**Liste des consignes:**
1. Réécrivez le passage de l’extrait sur le capital et l’intérêt qui va de « Est-ce à dire » jusqu’à « des prétentions moyennes. », en changeant « capital » en « patrimoine ».
2. D’après l’extrait sur le capital et l’intérêt, sous quel nom désigne-t-on l’état contradictoire du pauvre dans la période actuelle de transition ?

**Extrait à lire:**
Quoi qu’il en soit, ce principe, prétendu absolu, change avec les temps et les lieux, il se modifie avec l’histoire, il diminue à mesure que les progrès grandissent. Sous sa forme catégorique, il avait créé l’esclavage, qui s’est peu à peu mitigé en servage. Dans notre période actuelle de transition, le pauvre est libre et il ne l’est pas, et cet état contradictoire est désigné sous le nom de Prolétariat.

Discuter le principe du Propriétariat absolu, nous ne le ferons pas, par plusieurs excellentes raisons, dont la première est que ce serait peut-être dangereux, la seconde que ce serait parfaitement inutile. C’est le droit du plus fort, et ce droit ne se raisonne pas, il s’impose. — Parfois on a vu le travail s’imposer au capital. Alors il commandait en maître, et ne consentait pas à parlementer. Le plus souvent, c’est le capital qui a joué le rôle du despote, mais il a dû entrer malgré lui dans une phase plus ou moins constitutionnelle, celle de la commandite avec un certain taux d’intérêt. Plus l’intérêt est élevé, plus les conditions économiques sont imparfaites. Plus l’intérêt baisse, plus la Société monte.

Est-ce à dire que l’intérêt devra un jour baisser jusqu’à zéro ? — Il nous semble que non. En tout cas, ce zéro semblerait ne devoir être atteint que dans des périodes indéfiniment reculées. Qu’il nous suffise de constater que les revenus du capital se modèrent, à mesure que son omnipotence déchoit ; avec une puissance médiocre, il n’a plus que des prétentions moyennes.

**Extrait des données:**

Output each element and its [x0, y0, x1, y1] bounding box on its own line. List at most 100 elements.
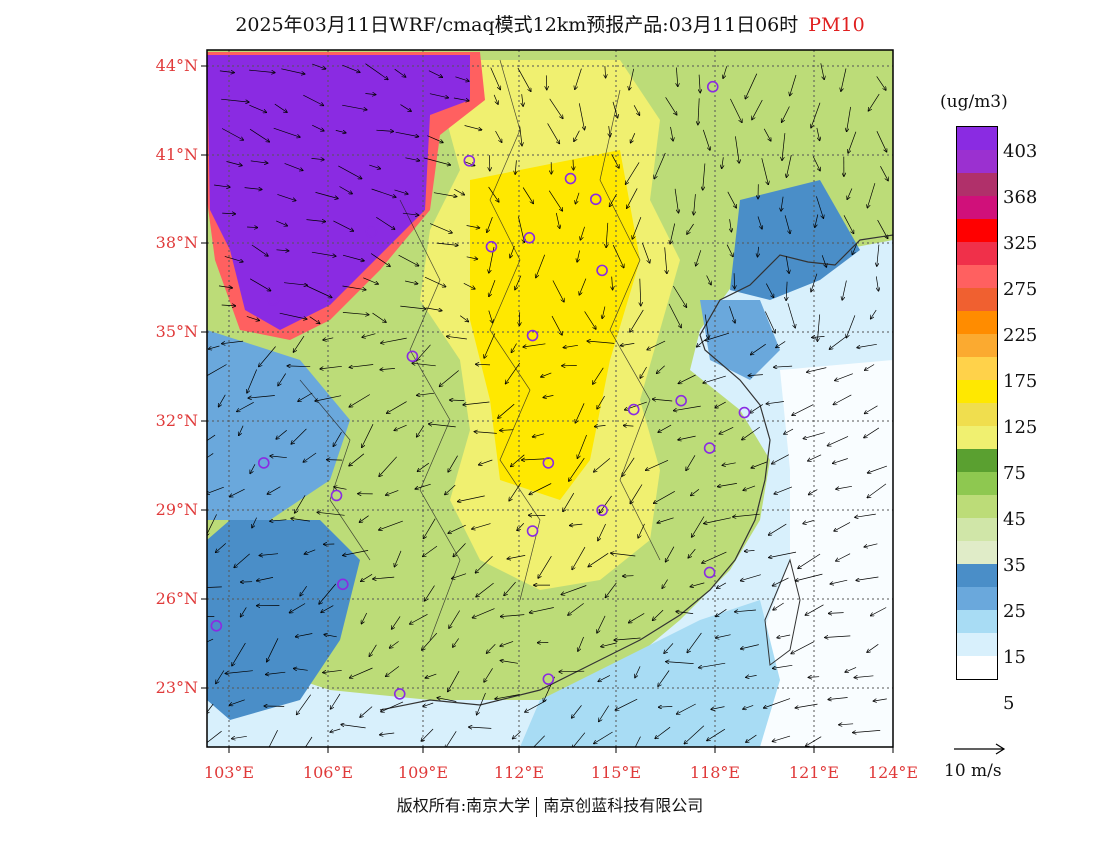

**Réponses aux consignes:**
1.
Est-ce à dire que l’intérêt devra un jour baisser jusqu’à zéro ? — Il nous semble que non. En tout cas, ce zéro semblerait ne devoir être atteint que dans des périodes indéfiniment reculées. Qu’il nous suffise de constater que les revenus du patrimoine se modèrent, à mesure que son omnipotence déchoit ; avec une puissance médiocre, il n’a plus que des prétentions moyennes.

2. Sous le nom de Prolétariat.